- _What to work on_: Read the records below. Copy each line where the string "Kette" occurs.

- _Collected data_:

-- begin --

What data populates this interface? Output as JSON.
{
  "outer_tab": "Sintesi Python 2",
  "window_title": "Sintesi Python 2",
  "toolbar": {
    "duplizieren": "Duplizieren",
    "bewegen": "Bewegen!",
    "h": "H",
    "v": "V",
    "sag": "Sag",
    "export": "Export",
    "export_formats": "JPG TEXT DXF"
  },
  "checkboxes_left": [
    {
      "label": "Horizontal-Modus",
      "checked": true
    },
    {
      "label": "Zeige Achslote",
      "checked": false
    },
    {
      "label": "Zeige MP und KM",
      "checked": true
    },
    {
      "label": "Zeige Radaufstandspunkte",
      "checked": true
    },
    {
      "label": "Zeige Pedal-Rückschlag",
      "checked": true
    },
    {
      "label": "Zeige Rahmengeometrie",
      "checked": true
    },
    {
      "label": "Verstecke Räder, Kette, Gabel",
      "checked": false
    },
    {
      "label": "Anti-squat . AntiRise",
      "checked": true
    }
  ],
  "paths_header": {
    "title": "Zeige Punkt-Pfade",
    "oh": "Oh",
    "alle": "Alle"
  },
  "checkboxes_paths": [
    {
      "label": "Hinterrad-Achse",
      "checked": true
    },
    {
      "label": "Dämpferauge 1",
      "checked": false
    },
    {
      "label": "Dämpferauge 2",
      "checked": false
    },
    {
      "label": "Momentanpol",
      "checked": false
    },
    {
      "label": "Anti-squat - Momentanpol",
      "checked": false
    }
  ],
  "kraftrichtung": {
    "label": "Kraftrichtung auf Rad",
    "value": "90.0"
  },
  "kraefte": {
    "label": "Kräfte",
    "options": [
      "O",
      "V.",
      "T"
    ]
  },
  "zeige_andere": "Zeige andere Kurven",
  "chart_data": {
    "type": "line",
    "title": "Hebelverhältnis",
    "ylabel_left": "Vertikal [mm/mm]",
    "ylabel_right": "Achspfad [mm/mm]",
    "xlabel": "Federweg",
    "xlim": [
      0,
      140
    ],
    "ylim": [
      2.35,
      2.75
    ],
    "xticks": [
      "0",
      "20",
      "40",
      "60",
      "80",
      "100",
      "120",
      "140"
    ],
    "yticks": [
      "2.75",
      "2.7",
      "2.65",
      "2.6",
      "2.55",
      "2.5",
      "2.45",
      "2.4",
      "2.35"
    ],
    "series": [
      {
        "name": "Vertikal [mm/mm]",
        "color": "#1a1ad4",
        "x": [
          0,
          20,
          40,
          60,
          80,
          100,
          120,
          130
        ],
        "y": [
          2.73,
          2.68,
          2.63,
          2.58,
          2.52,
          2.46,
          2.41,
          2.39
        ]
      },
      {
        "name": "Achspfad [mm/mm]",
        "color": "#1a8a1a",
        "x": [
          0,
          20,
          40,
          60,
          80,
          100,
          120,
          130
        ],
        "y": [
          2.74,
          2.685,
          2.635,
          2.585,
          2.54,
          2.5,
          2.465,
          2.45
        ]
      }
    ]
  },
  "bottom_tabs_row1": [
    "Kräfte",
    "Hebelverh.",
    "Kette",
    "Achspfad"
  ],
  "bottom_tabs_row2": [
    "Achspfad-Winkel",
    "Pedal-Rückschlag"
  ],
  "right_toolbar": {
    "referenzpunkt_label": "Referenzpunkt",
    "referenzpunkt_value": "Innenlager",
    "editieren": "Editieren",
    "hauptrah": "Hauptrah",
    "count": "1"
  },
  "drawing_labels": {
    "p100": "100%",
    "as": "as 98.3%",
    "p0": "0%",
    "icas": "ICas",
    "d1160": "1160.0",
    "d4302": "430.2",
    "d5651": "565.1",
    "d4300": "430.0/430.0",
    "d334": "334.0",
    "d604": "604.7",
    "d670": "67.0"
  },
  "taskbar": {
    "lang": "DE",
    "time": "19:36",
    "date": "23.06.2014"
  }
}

-- end --

- _Correct result_:
      "label": "Verstecke Räder, Kette, Gabel",
    "Kette",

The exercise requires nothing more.